-- Ejercicio propuesto --
Cambia "line-number" por "line-index" en las líneas que empiezan al comienzo de los registros y terminan en la línea que contiene "112, 158, 154]", ambas incluidas, y vuelve a escribirlas sin alterar nada más.

-- Material de trabajo --
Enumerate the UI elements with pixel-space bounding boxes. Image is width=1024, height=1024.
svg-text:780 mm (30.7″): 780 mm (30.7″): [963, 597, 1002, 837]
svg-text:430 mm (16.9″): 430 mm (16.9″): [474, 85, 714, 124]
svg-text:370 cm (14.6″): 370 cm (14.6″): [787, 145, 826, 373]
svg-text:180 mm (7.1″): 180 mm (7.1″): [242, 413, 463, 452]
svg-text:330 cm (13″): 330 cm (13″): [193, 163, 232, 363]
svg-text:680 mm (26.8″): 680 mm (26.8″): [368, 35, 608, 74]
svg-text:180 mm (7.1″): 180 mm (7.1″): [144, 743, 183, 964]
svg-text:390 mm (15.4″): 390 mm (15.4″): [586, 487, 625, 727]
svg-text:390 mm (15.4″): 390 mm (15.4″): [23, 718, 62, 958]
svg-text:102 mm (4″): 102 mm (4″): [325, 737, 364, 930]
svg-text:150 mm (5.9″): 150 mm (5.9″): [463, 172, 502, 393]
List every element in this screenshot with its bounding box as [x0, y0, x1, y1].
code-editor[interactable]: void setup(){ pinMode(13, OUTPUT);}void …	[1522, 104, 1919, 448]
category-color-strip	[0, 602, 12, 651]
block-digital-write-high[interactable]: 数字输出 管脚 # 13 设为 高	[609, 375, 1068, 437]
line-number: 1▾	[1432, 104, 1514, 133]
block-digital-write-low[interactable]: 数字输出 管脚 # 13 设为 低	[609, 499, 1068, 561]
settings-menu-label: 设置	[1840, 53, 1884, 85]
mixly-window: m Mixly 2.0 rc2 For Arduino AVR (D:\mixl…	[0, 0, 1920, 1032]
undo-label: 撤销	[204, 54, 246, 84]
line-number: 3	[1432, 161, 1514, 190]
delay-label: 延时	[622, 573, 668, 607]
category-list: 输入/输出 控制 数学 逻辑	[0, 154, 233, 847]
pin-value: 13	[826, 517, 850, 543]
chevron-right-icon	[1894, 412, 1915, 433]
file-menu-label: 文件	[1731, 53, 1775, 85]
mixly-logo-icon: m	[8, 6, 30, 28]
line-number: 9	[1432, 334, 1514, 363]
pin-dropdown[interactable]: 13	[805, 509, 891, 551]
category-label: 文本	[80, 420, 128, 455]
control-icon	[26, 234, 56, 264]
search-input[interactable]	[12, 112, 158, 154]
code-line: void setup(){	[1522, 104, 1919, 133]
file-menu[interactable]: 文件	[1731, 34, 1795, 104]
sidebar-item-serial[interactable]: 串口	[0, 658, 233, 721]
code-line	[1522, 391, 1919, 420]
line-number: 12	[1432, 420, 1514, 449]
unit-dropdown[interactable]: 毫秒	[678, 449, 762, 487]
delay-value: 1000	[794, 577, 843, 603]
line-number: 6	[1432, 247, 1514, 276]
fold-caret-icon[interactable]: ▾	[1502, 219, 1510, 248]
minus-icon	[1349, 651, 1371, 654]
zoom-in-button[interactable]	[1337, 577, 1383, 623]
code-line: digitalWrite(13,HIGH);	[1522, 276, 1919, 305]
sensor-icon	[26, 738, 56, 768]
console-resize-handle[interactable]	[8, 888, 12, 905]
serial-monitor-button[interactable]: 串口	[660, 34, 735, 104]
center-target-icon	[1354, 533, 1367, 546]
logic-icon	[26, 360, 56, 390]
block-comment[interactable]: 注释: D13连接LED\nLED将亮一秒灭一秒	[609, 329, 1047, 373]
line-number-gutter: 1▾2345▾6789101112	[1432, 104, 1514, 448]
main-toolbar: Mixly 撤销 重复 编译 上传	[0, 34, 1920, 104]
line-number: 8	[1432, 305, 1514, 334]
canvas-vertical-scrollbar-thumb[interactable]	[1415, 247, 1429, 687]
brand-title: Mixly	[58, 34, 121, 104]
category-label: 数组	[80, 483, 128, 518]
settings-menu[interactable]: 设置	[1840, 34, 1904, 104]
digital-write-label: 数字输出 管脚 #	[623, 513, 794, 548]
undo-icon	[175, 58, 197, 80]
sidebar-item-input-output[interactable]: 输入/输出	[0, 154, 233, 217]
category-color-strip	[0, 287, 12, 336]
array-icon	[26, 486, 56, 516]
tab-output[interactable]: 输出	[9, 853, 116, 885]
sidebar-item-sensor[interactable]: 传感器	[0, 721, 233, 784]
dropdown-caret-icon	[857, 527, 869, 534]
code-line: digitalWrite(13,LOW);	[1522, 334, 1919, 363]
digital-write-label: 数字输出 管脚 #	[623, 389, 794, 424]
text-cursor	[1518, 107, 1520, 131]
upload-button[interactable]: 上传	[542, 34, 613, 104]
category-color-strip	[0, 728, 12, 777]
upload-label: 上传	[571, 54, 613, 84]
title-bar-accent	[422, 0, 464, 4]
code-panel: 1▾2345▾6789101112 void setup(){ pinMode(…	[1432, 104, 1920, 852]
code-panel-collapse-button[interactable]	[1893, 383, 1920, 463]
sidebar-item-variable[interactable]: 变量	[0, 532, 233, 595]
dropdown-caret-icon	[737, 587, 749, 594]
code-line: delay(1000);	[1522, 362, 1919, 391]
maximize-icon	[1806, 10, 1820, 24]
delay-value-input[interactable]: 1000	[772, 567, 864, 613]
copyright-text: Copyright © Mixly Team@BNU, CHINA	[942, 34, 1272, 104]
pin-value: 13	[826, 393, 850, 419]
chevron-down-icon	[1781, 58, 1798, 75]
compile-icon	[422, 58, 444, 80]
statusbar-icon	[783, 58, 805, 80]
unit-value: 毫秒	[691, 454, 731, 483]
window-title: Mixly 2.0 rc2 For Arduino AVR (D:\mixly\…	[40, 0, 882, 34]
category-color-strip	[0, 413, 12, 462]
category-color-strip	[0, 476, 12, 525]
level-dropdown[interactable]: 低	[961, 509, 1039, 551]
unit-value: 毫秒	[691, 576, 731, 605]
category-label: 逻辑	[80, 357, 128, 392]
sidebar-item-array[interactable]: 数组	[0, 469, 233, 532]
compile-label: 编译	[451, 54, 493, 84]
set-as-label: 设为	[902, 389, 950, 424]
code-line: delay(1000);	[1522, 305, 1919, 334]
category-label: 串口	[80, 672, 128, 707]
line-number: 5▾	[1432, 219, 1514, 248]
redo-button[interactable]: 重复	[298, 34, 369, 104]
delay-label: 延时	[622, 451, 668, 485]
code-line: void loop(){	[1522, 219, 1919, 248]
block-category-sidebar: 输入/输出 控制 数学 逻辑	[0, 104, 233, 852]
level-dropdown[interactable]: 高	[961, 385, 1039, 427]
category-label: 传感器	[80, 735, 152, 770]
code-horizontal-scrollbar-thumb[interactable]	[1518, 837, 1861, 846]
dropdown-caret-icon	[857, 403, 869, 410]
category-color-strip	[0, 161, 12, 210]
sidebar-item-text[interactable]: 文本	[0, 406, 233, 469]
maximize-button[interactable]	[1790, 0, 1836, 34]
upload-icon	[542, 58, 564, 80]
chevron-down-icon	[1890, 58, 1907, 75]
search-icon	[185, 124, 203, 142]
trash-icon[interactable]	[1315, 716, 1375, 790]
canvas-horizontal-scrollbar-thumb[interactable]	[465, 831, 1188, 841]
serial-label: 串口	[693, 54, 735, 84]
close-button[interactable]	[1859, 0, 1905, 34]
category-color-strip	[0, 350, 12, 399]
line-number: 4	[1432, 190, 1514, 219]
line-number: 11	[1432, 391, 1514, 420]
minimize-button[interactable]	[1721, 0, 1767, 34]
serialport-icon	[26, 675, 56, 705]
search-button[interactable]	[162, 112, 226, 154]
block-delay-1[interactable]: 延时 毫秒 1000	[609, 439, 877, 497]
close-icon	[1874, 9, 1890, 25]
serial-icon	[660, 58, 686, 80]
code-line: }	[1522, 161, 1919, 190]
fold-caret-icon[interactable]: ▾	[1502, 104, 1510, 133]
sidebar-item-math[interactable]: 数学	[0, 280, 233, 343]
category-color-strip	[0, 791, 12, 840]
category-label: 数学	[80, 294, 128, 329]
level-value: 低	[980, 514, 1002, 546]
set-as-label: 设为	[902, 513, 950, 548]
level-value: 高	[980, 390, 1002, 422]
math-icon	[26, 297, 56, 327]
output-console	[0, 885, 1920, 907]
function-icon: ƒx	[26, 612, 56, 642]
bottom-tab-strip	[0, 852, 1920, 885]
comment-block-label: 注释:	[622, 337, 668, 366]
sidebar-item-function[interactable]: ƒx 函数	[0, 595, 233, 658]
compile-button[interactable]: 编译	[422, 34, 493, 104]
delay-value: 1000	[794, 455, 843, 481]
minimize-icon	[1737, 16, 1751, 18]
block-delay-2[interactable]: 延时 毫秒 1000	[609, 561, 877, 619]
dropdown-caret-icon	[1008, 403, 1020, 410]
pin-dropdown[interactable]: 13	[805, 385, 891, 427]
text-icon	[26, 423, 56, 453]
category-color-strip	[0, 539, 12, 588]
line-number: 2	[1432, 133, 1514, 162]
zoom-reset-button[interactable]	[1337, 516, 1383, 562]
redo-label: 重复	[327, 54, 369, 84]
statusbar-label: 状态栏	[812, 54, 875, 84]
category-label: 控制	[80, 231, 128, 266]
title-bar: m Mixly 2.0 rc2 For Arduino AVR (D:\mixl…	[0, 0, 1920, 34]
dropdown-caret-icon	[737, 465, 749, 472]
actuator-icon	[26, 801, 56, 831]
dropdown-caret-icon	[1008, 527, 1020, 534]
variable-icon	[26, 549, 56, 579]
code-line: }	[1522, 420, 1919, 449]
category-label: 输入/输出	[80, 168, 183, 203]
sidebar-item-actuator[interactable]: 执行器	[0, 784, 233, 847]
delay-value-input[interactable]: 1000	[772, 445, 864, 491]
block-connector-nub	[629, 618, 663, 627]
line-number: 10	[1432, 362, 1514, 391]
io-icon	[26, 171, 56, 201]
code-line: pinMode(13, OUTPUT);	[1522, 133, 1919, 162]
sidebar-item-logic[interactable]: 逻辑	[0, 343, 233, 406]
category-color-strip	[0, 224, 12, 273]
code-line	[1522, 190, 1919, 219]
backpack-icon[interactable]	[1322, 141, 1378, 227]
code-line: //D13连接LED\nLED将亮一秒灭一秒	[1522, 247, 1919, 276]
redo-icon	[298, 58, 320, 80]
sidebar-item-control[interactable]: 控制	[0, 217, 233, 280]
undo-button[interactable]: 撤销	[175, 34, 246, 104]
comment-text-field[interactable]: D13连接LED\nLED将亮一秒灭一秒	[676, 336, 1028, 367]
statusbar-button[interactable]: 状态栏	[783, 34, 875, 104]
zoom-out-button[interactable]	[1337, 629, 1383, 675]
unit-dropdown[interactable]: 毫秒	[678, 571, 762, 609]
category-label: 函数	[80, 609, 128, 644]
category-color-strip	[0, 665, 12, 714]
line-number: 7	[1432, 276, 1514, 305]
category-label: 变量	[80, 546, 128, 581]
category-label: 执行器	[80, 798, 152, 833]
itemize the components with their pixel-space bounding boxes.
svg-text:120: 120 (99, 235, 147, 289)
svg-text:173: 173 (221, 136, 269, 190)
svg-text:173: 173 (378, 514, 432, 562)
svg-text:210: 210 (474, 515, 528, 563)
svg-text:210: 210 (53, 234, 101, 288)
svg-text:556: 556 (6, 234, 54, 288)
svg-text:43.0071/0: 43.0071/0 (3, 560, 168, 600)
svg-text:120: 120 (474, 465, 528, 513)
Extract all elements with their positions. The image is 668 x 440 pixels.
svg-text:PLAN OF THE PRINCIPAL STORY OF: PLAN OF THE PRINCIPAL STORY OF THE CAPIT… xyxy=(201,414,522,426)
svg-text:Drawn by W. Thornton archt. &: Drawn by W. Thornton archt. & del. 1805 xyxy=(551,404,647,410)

-- Solución del ejercicio --
Enumerate the UI elements with pixel-space bounding boxes. Image is width=1024, height=1024.
svg-text:780 mm (30.7″): 780 mm (30.7″): [963, 597, 1002, 837]
svg-text:430 mm (16.9″): 430 mm (16.9″): [474, 85, 714, 124]
svg-text:370 cm (14.6″): 370 cm (14.6″): [787, 145, 826, 373]
svg-text:180 mm (7.1″): 180 mm (7.1″): [242, 413, 463, 452]
svg-text:330 cm (13″): 330 cm (13″): [193, 163, 232, 363]
svg-text:680 mm (26.8″): 680 mm (26.8″): [368, 35, 608, 74]
svg-text:180 mm (7.1″): 180 mm (7.1″): [144, 743, 183, 964]
svg-text:390 mm (15.4″): 390 mm (15.4″): [586, 487, 625, 727]
svg-text:390 mm (15.4″): 390 mm (15.4″): [23, 718, 62, 958]
svg-text:102 mm (4″): 102 mm (4″): [325, 737, 364, 930]
svg-text:150 mm (5.9″): 150 mm (5.9″): [463, 172, 502, 393]
List every element in this screenshot with its bounding box as [x0, y0, x1, y1].
code-editor[interactable]: void setup(){ pinMode(13, OUTPUT);}void …	[1522, 104, 1919, 448]
category-color-strip	[0, 602, 12, 651]
block-digital-write-high[interactable]: 数字输出 管脚 # 13 设为 高	[609, 375, 1068, 437]
line-index: 1▾	[1432, 104, 1514, 133]
block-digital-write-low[interactable]: 数字输出 管脚 # 13 设为 低	[609, 499, 1068, 561]
settings-menu-label: 设置	[1840, 53, 1884, 85]
mixly-window: m Mixly 2.0 rc2 For Arduino AVR (D:\mixl…	[0, 0, 1920, 1032]
undo-label: 撤销	[204, 54, 246, 84]
line-index: 3	[1432, 161, 1514, 190]
delay-label: 延时	[622, 573, 668, 607]
category-list: 输入/输出 控制 数学 逻辑	[0, 154, 233, 847]
pin-value: 13	[826, 517, 850, 543]
chevron-right-icon	[1894, 412, 1915, 433]
file-menu-label: 文件	[1731, 53, 1775, 85]
mixly-logo-icon: m	[8, 6, 30, 28]
line-index: 9	[1432, 334, 1514, 363]
pin-dropdown[interactable]: 13	[805, 509, 891, 551]
category-label: 文本	[80, 420, 128, 455]
control-icon	[26, 234, 56, 264]
search-input[interactable]	[12, 112, 158, 154]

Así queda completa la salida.